Task brief:
Rewrite the records below, replacing every "interactable" with "clickable" and leaving everything else unchanged.

══ Dataset excerpts ══

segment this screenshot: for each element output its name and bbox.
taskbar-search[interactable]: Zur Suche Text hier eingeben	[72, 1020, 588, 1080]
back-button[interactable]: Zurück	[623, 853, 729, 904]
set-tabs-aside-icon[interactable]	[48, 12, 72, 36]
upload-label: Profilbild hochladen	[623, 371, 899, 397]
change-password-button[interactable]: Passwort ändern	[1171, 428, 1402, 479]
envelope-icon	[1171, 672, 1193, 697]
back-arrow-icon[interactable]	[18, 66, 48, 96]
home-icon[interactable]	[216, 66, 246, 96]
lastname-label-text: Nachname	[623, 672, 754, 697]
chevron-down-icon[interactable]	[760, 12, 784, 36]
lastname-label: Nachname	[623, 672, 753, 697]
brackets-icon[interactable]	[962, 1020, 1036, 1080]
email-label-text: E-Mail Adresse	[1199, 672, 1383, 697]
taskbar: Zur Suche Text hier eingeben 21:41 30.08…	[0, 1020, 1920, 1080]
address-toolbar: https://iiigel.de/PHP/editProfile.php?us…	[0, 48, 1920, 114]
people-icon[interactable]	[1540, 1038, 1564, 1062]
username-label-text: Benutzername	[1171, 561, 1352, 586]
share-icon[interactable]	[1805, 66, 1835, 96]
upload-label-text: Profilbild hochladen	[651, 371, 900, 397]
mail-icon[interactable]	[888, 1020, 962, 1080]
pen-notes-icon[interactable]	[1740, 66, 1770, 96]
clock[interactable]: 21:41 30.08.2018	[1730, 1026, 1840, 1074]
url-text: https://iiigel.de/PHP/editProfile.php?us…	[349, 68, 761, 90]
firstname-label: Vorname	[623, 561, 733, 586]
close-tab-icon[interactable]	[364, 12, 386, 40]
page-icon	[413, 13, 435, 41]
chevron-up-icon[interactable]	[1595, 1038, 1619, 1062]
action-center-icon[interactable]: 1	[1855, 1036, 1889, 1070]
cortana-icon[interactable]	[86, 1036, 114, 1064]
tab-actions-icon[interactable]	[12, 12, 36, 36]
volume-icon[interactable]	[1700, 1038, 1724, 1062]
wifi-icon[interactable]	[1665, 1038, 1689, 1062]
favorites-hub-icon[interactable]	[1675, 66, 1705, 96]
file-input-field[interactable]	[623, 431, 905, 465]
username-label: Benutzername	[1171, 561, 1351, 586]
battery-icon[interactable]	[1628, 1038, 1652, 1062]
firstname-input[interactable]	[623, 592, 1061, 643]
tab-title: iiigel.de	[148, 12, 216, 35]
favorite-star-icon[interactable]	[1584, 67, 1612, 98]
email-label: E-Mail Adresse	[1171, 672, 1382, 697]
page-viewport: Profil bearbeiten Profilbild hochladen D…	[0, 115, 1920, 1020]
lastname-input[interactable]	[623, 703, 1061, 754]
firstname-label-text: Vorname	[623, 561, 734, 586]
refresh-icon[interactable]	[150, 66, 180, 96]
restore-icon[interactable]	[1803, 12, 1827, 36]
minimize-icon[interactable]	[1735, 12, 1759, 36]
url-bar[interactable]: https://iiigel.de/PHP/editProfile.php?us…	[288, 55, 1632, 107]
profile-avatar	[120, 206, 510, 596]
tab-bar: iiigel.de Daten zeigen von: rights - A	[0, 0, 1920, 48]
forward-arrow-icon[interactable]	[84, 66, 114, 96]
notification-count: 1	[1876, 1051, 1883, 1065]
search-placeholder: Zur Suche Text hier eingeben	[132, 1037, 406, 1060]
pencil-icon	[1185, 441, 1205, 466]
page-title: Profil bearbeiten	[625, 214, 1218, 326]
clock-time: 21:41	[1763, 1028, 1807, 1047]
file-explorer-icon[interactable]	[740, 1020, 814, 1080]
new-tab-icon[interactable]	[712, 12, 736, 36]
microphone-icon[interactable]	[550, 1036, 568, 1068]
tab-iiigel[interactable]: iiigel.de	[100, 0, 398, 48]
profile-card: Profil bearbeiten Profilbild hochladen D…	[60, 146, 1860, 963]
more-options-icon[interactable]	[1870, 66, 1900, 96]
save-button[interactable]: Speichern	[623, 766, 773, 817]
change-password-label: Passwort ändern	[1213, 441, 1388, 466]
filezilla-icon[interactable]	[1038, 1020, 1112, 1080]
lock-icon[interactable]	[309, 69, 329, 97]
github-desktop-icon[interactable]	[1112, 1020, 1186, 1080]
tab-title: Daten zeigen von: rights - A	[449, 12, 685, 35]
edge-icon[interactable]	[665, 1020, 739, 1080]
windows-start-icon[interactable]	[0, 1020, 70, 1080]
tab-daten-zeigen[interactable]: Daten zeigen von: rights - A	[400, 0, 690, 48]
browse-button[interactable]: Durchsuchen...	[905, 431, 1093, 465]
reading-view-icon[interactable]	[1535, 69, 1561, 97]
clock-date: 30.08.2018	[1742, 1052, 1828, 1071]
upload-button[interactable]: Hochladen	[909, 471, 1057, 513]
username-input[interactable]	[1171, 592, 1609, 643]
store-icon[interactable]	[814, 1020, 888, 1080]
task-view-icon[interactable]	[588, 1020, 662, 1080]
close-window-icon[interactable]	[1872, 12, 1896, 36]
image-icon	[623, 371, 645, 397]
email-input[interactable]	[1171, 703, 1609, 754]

═══

Completed task:
segment this screenshot: for each element output its name and bbox.
taskbar-search[clickable]: Zur Suche Text hier eingeben	[72, 1020, 588, 1080]
back-button[clickable]: Zurück	[623, 853, 729, 904]
set-tabs-aside-icon[clickable]	[48, 12, 72, 36]
upload-label: Profilbild hochladen	[623, 371, 899, 397]
change-password-button[clickable]: Passwort ändern	[1171, 428, 1402, 479]
envelope-icon	[1171, 672, 1193, 697]
back-arrow-icon[clickable]	[18, 66, 48, 96]
home-icon[clickable]	[216, 66, 246, 96]
lastname-label-text: Nachname	[623, 672, 754, 697]
chevron-down-icon[clickable]	[760, 12, 784, 36]
lastname-label: Nachname	[623, 672, 753, 697]
brackets-icon[clickable]	[962, 1020, 1036, 1080]
email-label-text: E-Mail Adresse	[1199, 672, 1383, 697]
taskbar: Zur Suche Text hier eingeben 21:41 30.08…	[0, 1020, 1920, 1080]
address-toolbar: https://iiigel.de/PHP/editProfile.php?us…	[0, 48, 1920, 114]
people-icon[clickable]	[1540, 1038, 1564, 1062]
username-label-text: Benutzername	[1171, 561, 1352, 586]
share-icon[clickable]	[1805, 66, 1835, 96]
upload-label-text: Profilbild hochladen	[651, 371, 900, 397]
mail-icon[clickable]	[888, 1020, 962, 1080]
pen-notes-icon[clickable]	[1740, 66, 1770, 96]
clock[clickable]: 21:41 30.08.2018	[1730, 1026, 1840, 1074]
url-text: https://iiigel.de/PHP/editProfile.php?us…	[349, 68, 761, 90]
firstname-label: Vorname	[623, 561, 733, 586]
close-tab-icon[clickable]	[364, 12, 386, 40]
page-icon	[413, 13, 435, 41]
chevron-up-icon[clickable]	[1595, 1038, 1619, 1062]
action-center-icon[clickable]: 1	[1855, 1036, 1889, 1070]
cortana-icon[clickable]	[86, 1036, 114, 1064]
tab-actions-icon[clickable]	[12, 12, 36, 36]
volume-icon[clickable]	[1700, 1038, 1724, 1062]
wifi-icon[clickable]	[1665, 1038, 1689, 1062]
favorites-hub-icon[clickable]	[1675, 66, 1705, 96]
file-input-field[clickable]	[623, 431, 905, 465]
username-label: Benutzername	[1171, 561, 1351, 586]
battery-icon[clickable]	[1628, 1038, 1652, 1062]
firstname-input[clickable]	[623, 592, 1061, 643]
tab-title: iiigel.de	[148, 12, 216, 35]
favorite-star-icon[clickable]	[1584, 67, 1612, 98]
email-label: E-Mail Adresse	[1171, 672, 1382, 697]
page-viewport: Profil bearbeiten Profilbild hochladen D…	[0, 115, 1920, 1020]
lastname-input[clickable]	[623, 703, 1061, 754]
firstname-label-text: Vorname	[623, 561, 734, 586]
refresh-icon[clickable]	[150, 66, 180, 96]
restore-icon[clickable]	[1803, 12, 1827, 36]
minimize-icon[clickable]	[1735, 12, 1759, 36]
url-bar[clickable]: https://iiigel.de/PHP/editProfile.php?us…	[288, 55, 1632, 107]
profile-avatar	[120, 206, 510, 596]
tab-bar: iiigel.de Daten zeigen von: rights - A	[0, 0, 1920, 48]
forward-arrow-icon[clickable]	[84, 66, 114, 96]
notification-count: 1	[1876, 1051, 1883, 1065]
search-placeholder: Zur Suche Text hier eingeben	[132, 1037, 406, 1060]
pencil-icon	[1185, 441, 1205, 466]
page-title: Profil bearbeiten	[625, 214, 1218, 326]
clock-time: 21:41	[1763, 1028, 1807, 1047]
file-explorer-icon[clickable]	[740, 1020, 814, 1080]
new-tab-icon[clickable]	[712, 12, 736, 36]
microphone-icon[clickable]	[550, 1036, 568, 1068]
tab-iiigel[clickable]: iiigel.de	[100, 0, 398, 48]
profile-card: Profil bearbeiten Profilbild hochladen D…	[60, 146, 1860, 963]
more-options-icon[clickable]	[1870, 66, 1900, 96]
save-button[clickable]: Speichern	[623, 766, 773, 817]
change-password-label: Passwort ändern	[1213, 441, 1388, 466]
filezilla-icon[clickable]	[1038, 1020, 1112, 1080]
lock-icon[clickable]	[309, 69, 329, 97]
github-desktop-icon[clickable]	[1112, 1020, 1186, 1080]
tab-title: Daten zeigen von: rights - A	[449, 12, 685, 35]
edge-icon[clickable]	[665, 1020, 739, 1080]
windows-start-icon[clickable]	[0, 1020, 70, 1080]
tab-daten-zeigen[clickable]: Daten zeigen von: rights - A	[400, 0, 690, 48]
browse-button[clickable]: Durchsuchen...	[905, 431, 1093, 465]
reading-view-icon[clickable]	[1535, 69, 1561, 97]
clock-date: 30.08.2018	[1742, 1052, 1828, 1071]
upload-button[clickable]: Hochladen	[909, 471, 1057, 513]
username-input[clickable]	[1171, 592, 1609, 643]
store-icon[clickable]	[814, 1020, 888, 1080]
task-view-icon[clickable]	[588, 1020, 662, 1080]
close-window-icon[clickable]	[1872, 12, 1896, 36]
image-icon	[623, 371, 645, 397]
email-input[clickable]	[1171, 703, 1609, 754]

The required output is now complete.